*Challenges*.
**A.** In the bicycle thread, why does the first poster think the bicycle is a 1937 model rather than a 1936 one?
**B.** From the bicycle thread, print the passage that begins at the words "## JAF/CO (Mar" and stops after the words "taul light,for starters.".
**C.** Answer these questions from the bicycle thread:
(i) At what amount was the bicycle sniped?
(ii) What shipping charge was added to that amount?
(iii) For how much does the buyer plan to sell the delta light?

*Document passage*.
<<<<
# 1936 Shelby Cadillac Airflow Balloon Tire Bicycle



## JAF/CO (Mar 2, 2016)

http://rover.ebay.com/rover/1/711-5...0001&campid=5335809022&icep_item=322020845261
haven't heard any talk about the snelby on e-bay  any thoughts
i think its a 37 not a 36 ( the truss rods and the seat)


----------



## keith kodish (Mar 2, 2016)

37,late 37.snowflake chainwheel,truss rods,horizontal lobdell seat,shelby neck,triangle shaped Stewart Warner speedo,delta mouse taul light,for starters. 

Sent from my SM-G900P using Tapatalk


----------



## Robertriley (Mar 2, 2016)

It's a cool bike with all the cool parts but I don't think I'd pay $2400 shipped for it.  But It is a favorite Shelby style.


----------



## Robertriley (Mar 2, 2016)

I do hope a CABER gets it.  I can't wait to see it all cleaned up, I think it will look great.


----------



## tripple3 (Mar 3, 2016)

Robertriley said:


> It's a cool bike with all the cool parts but I don't think I'd pay $2400 shipped for it.  But It is a favorite Shelby style.



At least 2 people will pay more than you....$2772 including shipping w/ 40 minutes left


----------



## island schwinn (Mar 3, 2016)

Someone sniped it at $2901.00.


----------



## tripple3 (Mar 3, 2016)

island schwinn said:


> Someone sniped it at $2901.00.



Plus $172.28 shipping is just above 3 Grand
I hope we get to see it all cleaned up.
Does someone care to share info on Buyer??
Awesome bike...obviously.....


----------



## rickyd (Mar 3, 2016)

Awake for no good reason so I watched it sell bike made 625 in last 54 minutes. Nice bike.


----------



## Davy Sprockett (Mar 3, 2016)

Yes, a Caber snagged it!  I'll have seat redone, remove dent from tank, restore speedo and clean up the rest. Picking up will save me shipping...also will sell delta light for $200.00. I have original light.
So all in all don't think I did too bad with this "survivor". Rare bike...bet there's not a dozen out there. No, I didn't "snipe" it. I put in an amount I was willing to pay and walked away. Will post photos when I get it to presentable stage.


----------



## rollfaster (Mar 3, 2016)

Congrads, it's a great bike. Can't wait to see your cleanup pics.


----------



## Robertriley (Mar 3, 2016)

Davy Sprockett said:


> Yes, a Caber snagged it!  I'll have seat redone, remove dent from tank, restore speedo and clean up the rest. Picking up will save me shipping...also will sell delta light for $200.00. I have original light.
>>>>
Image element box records
<<<<
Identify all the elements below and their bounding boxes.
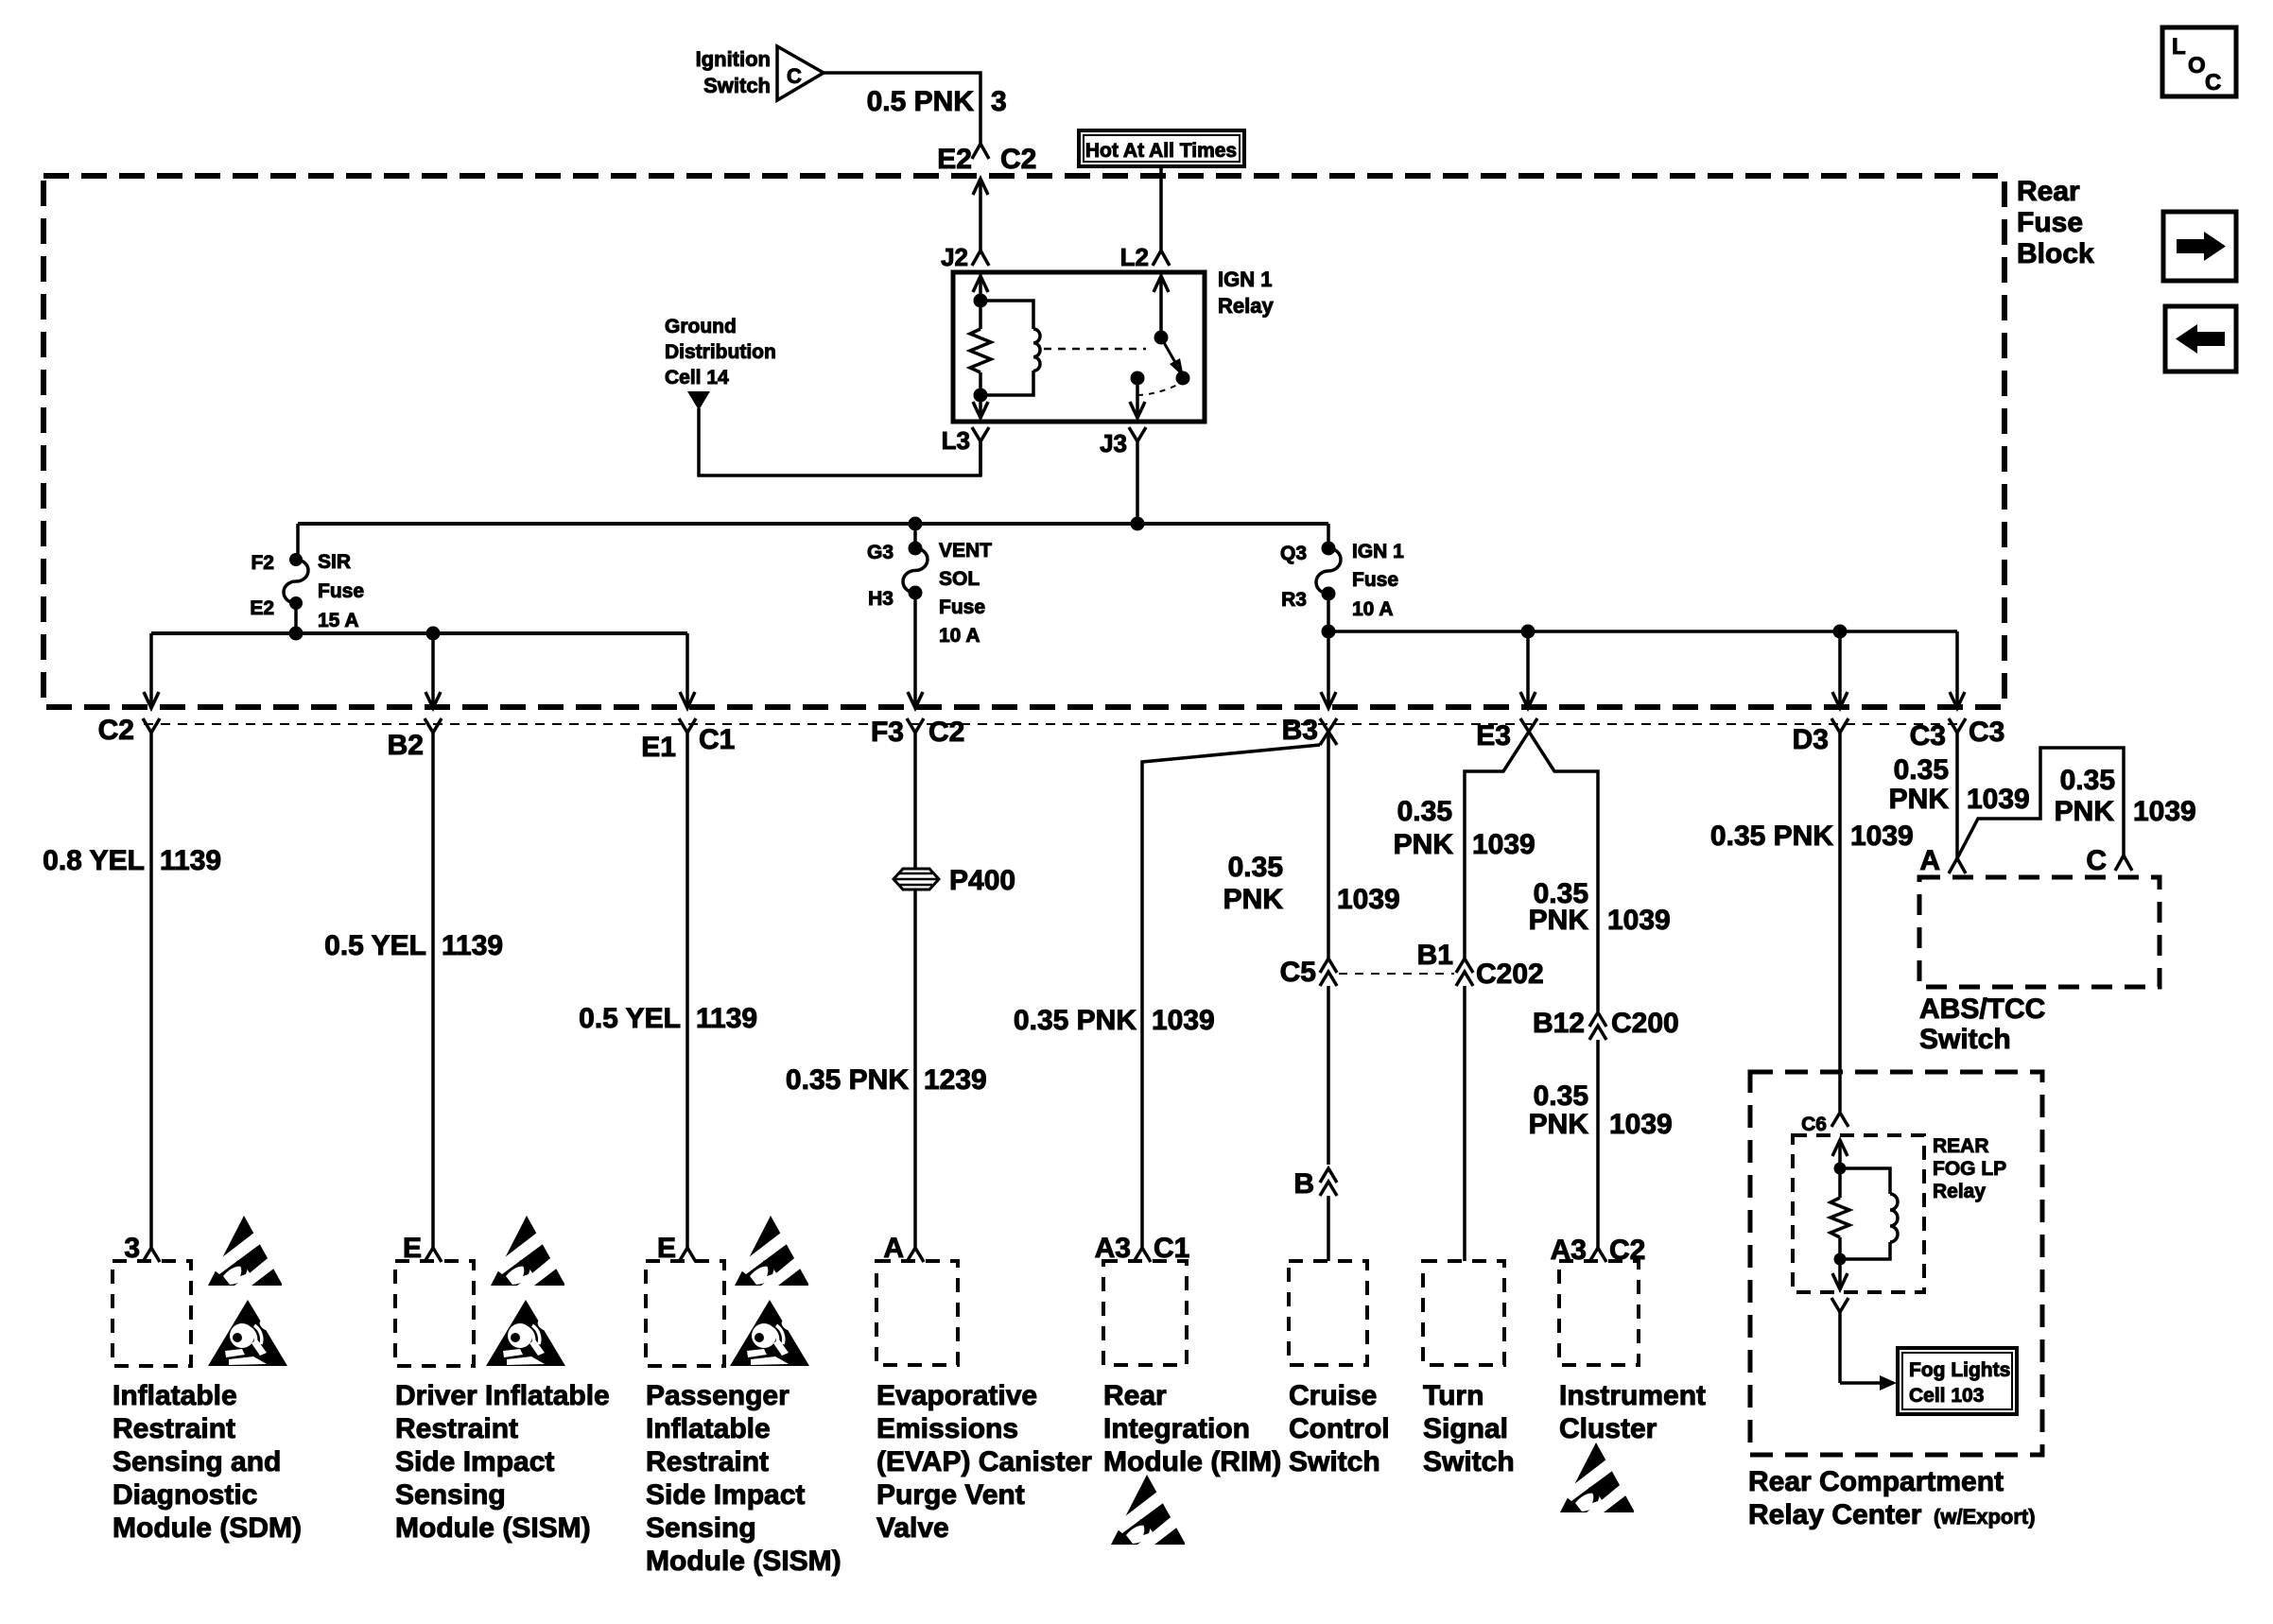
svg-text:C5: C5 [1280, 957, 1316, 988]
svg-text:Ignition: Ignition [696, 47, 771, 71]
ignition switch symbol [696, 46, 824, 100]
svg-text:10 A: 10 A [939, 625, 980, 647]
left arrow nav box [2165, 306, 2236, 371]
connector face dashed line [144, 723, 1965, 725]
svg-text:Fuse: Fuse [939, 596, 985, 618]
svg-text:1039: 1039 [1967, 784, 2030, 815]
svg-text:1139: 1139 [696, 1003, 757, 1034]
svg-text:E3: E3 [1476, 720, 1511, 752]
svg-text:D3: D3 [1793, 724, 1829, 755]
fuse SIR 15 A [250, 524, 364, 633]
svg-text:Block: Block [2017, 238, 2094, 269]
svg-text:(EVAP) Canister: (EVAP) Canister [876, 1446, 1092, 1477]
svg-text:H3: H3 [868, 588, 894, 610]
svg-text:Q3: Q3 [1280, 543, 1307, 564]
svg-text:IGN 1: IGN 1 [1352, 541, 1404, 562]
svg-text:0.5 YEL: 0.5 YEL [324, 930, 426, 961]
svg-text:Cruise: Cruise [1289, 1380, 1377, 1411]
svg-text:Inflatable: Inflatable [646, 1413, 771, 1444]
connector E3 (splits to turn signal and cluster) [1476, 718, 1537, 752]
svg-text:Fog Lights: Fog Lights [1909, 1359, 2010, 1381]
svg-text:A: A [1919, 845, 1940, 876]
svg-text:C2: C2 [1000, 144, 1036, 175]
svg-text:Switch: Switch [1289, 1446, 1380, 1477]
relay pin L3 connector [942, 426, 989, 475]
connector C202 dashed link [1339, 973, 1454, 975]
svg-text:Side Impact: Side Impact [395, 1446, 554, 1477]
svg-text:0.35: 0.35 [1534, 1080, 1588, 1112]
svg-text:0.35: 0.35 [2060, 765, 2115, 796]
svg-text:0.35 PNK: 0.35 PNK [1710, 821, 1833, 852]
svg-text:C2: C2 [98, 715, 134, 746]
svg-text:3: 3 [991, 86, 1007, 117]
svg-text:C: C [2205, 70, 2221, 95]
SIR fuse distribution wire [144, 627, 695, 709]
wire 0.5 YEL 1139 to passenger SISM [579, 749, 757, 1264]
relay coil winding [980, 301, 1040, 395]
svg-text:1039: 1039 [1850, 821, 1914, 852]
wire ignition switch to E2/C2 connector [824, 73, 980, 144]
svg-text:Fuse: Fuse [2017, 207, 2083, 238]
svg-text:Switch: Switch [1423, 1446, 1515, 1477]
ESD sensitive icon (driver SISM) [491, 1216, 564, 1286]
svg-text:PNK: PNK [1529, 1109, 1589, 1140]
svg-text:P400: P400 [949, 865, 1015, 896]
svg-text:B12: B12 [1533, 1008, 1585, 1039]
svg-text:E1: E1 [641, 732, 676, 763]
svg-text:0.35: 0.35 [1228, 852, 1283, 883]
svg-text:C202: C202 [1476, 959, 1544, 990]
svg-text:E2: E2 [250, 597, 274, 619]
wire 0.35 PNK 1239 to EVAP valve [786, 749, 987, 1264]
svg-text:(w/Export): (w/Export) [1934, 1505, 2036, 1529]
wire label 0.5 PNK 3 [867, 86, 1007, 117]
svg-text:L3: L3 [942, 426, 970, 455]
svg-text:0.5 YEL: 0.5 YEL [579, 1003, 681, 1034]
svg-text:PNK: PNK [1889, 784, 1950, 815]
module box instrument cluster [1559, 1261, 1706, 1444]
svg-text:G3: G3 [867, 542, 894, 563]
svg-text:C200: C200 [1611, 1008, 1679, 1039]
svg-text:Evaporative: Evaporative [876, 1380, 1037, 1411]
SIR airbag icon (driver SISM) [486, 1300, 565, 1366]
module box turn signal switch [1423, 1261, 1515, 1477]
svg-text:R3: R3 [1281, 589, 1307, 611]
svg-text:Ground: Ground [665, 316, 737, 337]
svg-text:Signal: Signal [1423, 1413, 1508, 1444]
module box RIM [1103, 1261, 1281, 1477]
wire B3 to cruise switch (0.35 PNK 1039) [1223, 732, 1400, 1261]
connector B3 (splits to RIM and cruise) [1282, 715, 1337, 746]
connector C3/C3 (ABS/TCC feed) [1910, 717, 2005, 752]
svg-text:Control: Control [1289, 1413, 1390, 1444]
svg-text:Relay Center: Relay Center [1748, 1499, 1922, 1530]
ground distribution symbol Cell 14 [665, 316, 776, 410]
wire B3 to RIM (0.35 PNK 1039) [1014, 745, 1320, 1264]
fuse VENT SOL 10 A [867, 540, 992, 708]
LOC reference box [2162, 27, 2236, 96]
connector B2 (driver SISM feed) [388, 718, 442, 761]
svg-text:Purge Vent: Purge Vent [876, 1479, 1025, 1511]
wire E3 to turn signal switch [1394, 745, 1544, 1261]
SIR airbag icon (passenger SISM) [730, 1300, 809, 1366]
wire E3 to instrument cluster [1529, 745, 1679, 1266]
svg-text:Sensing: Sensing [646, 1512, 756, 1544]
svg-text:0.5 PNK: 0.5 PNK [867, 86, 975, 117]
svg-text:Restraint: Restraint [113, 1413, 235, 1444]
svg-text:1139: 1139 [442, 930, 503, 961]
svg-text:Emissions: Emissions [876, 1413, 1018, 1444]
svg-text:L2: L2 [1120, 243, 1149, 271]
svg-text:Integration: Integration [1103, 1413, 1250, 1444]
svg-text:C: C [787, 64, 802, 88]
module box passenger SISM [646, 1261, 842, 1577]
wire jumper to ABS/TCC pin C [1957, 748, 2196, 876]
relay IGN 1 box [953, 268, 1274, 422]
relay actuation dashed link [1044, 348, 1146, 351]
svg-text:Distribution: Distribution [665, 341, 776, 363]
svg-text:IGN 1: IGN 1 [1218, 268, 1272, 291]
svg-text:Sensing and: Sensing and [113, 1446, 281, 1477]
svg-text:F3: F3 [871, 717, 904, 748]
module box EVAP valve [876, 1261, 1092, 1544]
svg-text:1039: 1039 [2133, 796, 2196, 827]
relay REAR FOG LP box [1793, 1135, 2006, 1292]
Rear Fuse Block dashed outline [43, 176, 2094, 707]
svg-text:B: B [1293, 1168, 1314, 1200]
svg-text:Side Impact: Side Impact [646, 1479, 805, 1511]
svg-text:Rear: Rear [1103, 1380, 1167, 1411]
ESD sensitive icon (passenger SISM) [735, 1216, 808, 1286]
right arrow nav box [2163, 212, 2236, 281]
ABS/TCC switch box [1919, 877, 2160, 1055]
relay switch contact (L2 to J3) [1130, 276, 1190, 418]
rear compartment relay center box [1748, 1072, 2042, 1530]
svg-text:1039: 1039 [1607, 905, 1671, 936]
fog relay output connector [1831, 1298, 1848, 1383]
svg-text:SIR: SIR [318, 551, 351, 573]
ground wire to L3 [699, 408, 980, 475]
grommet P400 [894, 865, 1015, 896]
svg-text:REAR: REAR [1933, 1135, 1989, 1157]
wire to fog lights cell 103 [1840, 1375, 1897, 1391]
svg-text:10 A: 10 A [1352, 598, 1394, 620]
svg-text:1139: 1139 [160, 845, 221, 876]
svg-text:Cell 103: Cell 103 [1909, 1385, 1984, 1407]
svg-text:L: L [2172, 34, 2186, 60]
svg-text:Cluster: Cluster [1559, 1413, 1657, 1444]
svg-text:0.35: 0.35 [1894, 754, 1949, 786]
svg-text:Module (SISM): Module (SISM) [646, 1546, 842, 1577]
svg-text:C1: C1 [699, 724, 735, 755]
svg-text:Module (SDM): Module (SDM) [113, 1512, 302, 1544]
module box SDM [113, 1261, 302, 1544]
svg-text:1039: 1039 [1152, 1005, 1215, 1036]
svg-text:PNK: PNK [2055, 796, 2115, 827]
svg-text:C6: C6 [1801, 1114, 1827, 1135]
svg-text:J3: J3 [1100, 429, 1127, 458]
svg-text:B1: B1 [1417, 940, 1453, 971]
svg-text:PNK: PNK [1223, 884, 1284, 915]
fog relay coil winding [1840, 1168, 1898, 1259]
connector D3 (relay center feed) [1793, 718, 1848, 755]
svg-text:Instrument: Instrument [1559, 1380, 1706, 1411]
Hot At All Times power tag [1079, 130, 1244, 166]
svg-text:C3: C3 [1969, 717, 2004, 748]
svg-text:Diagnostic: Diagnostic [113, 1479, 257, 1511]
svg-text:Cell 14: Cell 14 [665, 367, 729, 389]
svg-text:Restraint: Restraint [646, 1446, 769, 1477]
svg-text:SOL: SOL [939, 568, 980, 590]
>>>>
*Solutions for each task*.
**A.** The first poster bases that view on the truss rods and the seat.

**B.**
## JAF/CO (Mar 2, 2016)

http://rover.ebay.com/rover/1/711-5...0001&campid=5335809022&icep_item=322020845261
haven't heard any talk about the snelby on e-bay  any thoughts
i think its a 37 not a 36 ( the truss rods and the seat)


----------



## keith kodish (Mar 2, 2016)

37,late 37.snowflake chainwheel,truss rods,horizontal lobdell seat,shelby neck,triangle shaped Stewart Warner speedo,delta mouse taul light,for starters.

**C.**
(i) $2901.00
(ii) $172.28
(iii) $200.00